_Problem description_
Report all lines from the entries below in which "infrastruktury" appears.

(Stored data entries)

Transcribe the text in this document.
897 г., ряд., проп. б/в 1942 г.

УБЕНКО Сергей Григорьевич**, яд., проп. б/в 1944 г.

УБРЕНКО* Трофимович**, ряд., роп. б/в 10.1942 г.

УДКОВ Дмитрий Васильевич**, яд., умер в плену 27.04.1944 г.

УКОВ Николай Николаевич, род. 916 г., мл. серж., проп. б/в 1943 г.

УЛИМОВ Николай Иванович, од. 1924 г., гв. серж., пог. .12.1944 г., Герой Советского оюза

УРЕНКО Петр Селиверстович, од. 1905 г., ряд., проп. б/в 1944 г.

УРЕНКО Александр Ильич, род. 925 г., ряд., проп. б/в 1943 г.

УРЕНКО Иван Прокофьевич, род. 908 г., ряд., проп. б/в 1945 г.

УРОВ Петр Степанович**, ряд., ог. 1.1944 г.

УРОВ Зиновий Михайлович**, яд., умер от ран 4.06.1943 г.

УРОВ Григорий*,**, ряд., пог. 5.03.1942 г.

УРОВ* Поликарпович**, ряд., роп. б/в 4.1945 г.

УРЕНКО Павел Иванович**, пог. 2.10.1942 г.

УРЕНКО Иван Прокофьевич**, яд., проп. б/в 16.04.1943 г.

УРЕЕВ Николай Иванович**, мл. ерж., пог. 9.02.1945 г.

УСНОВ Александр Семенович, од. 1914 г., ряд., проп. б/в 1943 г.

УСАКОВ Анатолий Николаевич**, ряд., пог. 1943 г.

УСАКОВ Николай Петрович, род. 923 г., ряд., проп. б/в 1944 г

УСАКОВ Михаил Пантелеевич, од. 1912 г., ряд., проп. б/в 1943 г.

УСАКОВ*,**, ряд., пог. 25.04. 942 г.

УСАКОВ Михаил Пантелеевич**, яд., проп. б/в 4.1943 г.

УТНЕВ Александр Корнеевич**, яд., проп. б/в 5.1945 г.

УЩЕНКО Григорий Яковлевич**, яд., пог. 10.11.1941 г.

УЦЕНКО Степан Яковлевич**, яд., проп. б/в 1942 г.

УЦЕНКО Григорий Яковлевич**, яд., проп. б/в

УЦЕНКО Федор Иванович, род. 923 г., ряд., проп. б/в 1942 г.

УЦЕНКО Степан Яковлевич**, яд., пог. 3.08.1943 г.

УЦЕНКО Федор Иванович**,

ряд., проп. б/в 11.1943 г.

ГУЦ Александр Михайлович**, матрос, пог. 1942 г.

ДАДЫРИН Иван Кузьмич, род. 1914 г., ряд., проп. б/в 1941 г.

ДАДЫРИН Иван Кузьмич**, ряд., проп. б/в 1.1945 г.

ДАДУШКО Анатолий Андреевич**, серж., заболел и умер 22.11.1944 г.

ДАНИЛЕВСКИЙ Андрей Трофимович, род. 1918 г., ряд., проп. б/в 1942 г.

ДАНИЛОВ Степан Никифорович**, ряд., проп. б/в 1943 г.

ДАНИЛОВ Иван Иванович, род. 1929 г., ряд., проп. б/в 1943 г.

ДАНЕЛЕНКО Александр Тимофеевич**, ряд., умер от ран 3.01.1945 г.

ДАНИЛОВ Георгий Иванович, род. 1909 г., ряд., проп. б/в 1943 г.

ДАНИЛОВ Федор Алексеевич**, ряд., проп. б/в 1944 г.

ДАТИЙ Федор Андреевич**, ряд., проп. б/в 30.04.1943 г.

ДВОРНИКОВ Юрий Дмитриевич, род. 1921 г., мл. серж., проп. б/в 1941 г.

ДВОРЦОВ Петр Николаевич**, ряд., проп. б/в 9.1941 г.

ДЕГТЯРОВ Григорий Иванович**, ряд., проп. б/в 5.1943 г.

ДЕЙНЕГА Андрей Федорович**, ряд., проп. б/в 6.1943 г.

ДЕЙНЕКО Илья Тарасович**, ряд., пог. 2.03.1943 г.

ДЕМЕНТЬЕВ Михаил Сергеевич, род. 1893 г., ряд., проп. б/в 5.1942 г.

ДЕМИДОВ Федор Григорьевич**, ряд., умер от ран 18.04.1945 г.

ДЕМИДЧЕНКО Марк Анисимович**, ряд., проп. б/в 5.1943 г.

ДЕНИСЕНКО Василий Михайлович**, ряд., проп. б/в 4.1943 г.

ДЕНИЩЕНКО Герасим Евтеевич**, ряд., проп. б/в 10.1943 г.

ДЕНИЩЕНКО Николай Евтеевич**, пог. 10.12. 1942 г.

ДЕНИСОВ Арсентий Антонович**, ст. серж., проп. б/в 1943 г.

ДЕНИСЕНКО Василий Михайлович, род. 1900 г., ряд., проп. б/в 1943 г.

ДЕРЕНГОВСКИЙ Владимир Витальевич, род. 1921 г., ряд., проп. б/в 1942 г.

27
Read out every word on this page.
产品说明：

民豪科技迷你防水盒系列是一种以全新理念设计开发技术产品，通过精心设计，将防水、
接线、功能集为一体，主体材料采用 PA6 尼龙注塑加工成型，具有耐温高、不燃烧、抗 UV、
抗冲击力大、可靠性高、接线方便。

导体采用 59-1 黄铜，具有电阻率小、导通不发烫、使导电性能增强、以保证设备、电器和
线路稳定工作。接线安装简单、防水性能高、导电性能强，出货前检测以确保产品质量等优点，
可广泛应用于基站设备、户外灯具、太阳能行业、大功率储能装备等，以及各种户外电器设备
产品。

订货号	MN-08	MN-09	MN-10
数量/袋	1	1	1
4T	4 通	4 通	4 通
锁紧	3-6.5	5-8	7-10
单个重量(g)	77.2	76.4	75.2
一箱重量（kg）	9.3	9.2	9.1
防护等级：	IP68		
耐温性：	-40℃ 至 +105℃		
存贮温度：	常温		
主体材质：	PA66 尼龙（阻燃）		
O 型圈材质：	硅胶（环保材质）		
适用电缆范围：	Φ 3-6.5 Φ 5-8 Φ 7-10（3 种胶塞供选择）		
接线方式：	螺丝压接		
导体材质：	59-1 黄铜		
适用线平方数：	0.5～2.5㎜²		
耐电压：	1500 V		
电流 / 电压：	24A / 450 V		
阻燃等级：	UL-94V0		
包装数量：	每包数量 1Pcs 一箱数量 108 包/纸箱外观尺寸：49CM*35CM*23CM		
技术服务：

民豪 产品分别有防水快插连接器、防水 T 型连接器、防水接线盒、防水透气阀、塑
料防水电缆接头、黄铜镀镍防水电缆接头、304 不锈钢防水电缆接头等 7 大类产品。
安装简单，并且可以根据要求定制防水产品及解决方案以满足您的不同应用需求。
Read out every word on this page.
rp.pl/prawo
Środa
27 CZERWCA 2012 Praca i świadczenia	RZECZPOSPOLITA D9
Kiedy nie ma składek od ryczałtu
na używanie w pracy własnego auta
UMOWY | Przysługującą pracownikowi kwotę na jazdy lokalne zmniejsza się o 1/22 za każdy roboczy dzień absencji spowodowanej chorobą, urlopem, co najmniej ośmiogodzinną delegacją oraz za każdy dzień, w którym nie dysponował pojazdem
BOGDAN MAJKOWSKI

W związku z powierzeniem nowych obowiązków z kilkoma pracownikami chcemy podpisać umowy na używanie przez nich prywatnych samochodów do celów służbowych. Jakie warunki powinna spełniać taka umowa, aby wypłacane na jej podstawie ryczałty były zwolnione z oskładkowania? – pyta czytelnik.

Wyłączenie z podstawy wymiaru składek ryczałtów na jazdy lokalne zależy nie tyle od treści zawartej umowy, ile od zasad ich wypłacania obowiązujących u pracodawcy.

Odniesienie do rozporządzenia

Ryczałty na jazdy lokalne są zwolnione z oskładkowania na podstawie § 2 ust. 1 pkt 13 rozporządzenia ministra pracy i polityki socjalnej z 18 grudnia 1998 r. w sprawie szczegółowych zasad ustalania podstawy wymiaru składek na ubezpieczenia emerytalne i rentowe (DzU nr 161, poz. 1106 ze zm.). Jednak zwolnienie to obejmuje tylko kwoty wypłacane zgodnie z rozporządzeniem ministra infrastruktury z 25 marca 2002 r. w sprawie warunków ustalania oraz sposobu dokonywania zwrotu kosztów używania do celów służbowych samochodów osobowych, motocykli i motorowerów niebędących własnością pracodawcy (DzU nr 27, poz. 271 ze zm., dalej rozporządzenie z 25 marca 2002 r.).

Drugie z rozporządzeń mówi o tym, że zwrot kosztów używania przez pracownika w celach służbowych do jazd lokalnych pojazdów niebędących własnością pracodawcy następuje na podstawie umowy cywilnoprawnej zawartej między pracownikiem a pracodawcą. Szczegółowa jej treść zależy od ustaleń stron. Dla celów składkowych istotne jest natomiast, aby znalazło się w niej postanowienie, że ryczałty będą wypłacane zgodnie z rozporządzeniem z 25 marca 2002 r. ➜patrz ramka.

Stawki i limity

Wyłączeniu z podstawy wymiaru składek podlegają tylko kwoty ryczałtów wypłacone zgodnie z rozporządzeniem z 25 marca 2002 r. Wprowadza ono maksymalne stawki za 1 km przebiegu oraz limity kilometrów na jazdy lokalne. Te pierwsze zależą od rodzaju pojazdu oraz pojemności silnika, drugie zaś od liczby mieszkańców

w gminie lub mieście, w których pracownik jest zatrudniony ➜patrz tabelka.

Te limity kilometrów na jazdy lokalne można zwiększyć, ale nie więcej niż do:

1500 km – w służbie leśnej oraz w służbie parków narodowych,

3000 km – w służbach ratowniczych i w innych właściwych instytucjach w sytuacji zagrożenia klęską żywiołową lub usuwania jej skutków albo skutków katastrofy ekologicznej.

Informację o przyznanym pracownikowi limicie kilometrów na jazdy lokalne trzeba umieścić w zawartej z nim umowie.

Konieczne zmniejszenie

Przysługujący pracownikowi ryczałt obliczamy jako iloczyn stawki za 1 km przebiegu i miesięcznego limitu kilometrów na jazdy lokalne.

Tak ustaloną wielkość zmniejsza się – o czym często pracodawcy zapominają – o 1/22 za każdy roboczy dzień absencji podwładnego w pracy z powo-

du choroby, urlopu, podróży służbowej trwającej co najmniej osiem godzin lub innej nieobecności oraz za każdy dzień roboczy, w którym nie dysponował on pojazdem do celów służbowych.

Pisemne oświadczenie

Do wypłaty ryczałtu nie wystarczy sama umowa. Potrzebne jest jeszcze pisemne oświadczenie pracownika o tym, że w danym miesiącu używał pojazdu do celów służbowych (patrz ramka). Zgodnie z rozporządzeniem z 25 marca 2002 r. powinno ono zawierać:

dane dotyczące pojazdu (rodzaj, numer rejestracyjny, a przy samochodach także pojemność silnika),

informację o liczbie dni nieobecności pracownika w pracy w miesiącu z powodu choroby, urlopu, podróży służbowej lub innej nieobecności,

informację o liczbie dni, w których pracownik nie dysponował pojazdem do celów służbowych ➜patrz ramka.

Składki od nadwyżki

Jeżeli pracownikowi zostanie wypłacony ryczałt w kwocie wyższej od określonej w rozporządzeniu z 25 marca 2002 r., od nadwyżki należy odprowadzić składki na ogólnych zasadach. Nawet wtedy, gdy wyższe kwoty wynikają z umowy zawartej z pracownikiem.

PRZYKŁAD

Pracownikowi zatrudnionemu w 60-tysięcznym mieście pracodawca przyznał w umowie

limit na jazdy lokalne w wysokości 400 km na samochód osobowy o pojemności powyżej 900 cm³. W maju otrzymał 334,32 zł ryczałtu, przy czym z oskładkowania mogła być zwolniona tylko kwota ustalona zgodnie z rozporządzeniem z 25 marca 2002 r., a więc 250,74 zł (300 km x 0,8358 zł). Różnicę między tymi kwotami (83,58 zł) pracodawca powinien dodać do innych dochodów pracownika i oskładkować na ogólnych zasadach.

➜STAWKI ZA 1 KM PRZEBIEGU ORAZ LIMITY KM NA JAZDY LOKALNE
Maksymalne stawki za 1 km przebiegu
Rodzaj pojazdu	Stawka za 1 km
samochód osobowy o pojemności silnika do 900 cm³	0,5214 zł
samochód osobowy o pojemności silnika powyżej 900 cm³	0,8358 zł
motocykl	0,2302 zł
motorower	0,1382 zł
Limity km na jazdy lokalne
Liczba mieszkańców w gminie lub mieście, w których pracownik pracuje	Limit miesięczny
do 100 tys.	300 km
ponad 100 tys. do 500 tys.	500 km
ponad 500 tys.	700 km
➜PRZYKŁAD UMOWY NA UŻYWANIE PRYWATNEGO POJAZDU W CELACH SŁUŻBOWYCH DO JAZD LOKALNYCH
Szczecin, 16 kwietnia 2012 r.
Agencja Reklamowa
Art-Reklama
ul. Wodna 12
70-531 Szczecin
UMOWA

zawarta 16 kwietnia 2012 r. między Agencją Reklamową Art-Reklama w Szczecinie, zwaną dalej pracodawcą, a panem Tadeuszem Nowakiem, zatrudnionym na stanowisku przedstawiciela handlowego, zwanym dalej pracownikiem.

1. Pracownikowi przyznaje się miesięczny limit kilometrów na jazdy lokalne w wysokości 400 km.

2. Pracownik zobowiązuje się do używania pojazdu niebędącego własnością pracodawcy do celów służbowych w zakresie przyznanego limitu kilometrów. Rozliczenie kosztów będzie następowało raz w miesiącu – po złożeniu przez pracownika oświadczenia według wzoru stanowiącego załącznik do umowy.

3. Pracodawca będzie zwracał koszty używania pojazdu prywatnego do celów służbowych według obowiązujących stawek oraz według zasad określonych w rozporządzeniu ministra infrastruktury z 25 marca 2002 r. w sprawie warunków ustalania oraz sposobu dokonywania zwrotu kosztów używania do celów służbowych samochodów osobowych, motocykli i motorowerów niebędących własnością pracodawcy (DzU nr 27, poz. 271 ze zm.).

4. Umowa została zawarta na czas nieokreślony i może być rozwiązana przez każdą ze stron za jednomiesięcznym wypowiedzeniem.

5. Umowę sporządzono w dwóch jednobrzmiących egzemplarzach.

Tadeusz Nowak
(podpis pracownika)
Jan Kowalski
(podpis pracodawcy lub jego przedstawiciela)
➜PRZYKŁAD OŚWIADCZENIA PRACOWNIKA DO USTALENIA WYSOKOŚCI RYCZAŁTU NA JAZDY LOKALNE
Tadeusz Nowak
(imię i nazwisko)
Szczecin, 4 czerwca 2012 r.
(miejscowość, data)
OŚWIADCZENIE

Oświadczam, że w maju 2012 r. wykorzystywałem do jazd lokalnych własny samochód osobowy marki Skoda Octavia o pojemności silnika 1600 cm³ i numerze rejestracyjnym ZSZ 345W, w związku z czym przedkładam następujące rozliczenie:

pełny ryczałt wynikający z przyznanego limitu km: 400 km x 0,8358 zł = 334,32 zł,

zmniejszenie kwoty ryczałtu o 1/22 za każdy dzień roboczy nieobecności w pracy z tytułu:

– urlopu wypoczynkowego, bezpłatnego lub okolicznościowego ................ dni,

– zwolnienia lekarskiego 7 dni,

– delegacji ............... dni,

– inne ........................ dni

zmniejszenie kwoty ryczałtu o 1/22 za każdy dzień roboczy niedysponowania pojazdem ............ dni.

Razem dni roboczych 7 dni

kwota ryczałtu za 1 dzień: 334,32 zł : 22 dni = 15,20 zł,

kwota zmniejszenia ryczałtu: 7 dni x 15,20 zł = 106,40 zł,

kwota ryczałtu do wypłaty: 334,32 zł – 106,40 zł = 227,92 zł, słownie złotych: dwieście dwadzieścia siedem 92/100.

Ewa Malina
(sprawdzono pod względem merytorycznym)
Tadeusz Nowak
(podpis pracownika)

_Solution_
Ryczałty na jazdy lokalne są zwolnione z oskładkowania na podstawie § 2 ust. 1 pkt 13 rozporządzenia ministra pracy i polityki socjalnej z 18 grudnia 1998 r. w sprawie szczegółowych zasad ustalania podstawy wymiaru składek na ubezpieczenia emerytalne i rentowe (DzU nr 161, poz. 1106 ze zm.). Jednak zwolnienie to obejmuje tylko kwoty wypłacane zgodnie z rozporządzeniem ministra infrastruktury z 25 marca 2002 r. w sprawie warunków ustalania oraz sposobu dokonywania zwrotu kosztów używania do celów służbowych samochodów osobowych, motocykli i motorowerów niebędących własnością pracodawcy (DzU nr 27, poz. 271 ze zm., dalej rozporządzenie z 25 marca 2002 r.).
3. Pracodawca będzie zwracał koszty używania pojazdu prywatnego do celów służbowych według obowiązujących stawek oraz według zasad określonych w rozporządzeniu ministra infrastruktury z 25 marca 2002 r. w sprawie warunków ustalania oraz sposobu dokonywania zwrotu kosztów używania do celów służbowych samochodów osobowych, motocykli i motorowerów niebędących własnością pracodawcy (DzU nr 27, poz. 271 ze zm.).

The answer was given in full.